* **Aim of the exercise**
Check each line of the material below for "color", then copy the ones that contain it.

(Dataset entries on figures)
****************
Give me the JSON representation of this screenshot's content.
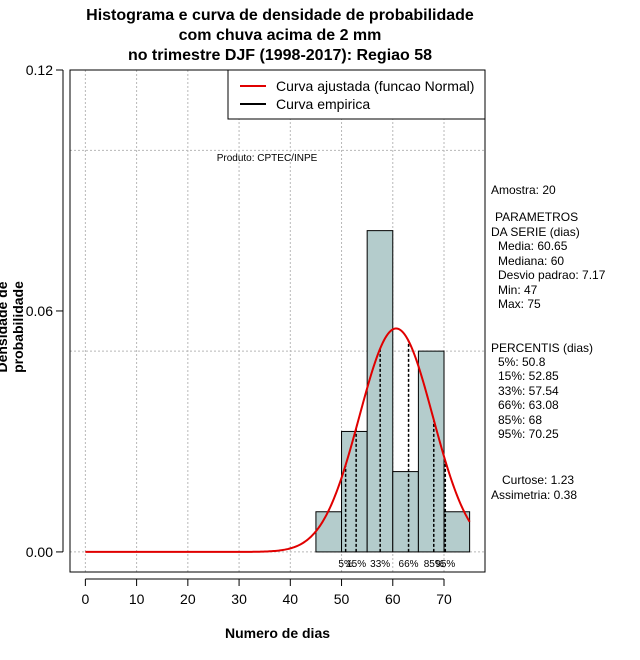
{
  "chart_data": {
    "type": "histogram",
    "title_lines": [
      "Histograma e curva de densidade de probabilidade",
      "com chuva acima de 2 mm",
      "no trimestre DJF (1998-2017): Regiao 58"
    ],
    "xlabel": "Numero de dias",
    "ylabel": "Densidade de probabilidade",
    "xlim": [
      -3,
      78
    ],
    "ylim": [
      -0.005,
      0.12
    ],
    "x_ticks": [
      0,
      10,
      20,
      30,
      40,
      50,
      60,
      70
    ],
    "y_ticks": [
      0.0,
      0.06,
      0.12
    ],
    "y_tick_labels": [
      "0.00",
      "0.06",
      "0.12"
    ],
    "grid_x": [
      0,
      10,
      20,
      30,
      40,
      50,
      60,
      70
    ],
    "grid_y": [
      0.0,
      0.05,
      0.1
    ],
    "bins": [
      {
        "x0": 45,
        "x1": 50,
        "density": 0.01
      },
      {
        "x0": 50,
        "x1": 55,
        "density": 0.03
      },
      {
        "x0": 55,
        "x1": 60,
        "density": 0.08
      },
      {
        "x0": 60,
        "x1": 65,
        "density": 0.02
      },
      {
        "x0": 65,
        "x1": 70,
        "density": 0.05
      },
      {
        "x0": 70,
        "x1": 75,
        "density": 0.01
      }
    ],
    "normal_fit": {
      "mean": 60.65,
      "sd": 7.17,
      "x_from": 0,
      "x_to": 75,
      "color": "#e00000"
    },
    "bar_fill": "#b4cccc",
    "legend": [
      {
        "label": "Curva ajustada (funcao Normal)",
        "color": "#e00000"
      },
      {
        "label": "Curva empirica",
        "color": "#000000"
      }
    ],
    "legend_position": "top-right",
    "product_label": "Produto: CPTEC/INPE",
    "percentile_markers": [
      {
        "label": "5%",
        "value": 50.8
      },
      {
        "label": "15%",
        "value": 52.85
      },
      {
        "label": "33%",
        "value": 57.54
      },
      {
        "label": "66%",
        "value": 63.08
      },
      {
        "label": "85%",
        "value": 68
      },
      {
        "label": "95%",
        "value": 70.25
      }
    ]
  },
  "sidebar": {
    "amostra": "Amostra: 20",
    "param_title_1": "PARAMETROS",
    "param_title_2": "DA SERIE (dias)",
    "media": "Media: 60.65",
    "mediana": "Mediana: 60",
    "desvio": "Desvio padrao: 7.17",
    "min": "Min: 47",
    "max": "Max: 75",
    "percentis_title": "PERCENTIS (dias)",
    "p5": "5%: 50.8",
    "p15": "15%: 52.85",
    "p33": "33%: 57.54",
    "p66": "66%: 63.08",
    "p85": "85%: 68",
    "p95": "95%: 70.25",
    "curtose": "Curtose: 1.23",
    "assimetria": "Assimetria: 0.38"
  }
}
****************
* **Reply to the task**
      "color": "#e00000"
        "color": "#e00000"
        "color": "#000000"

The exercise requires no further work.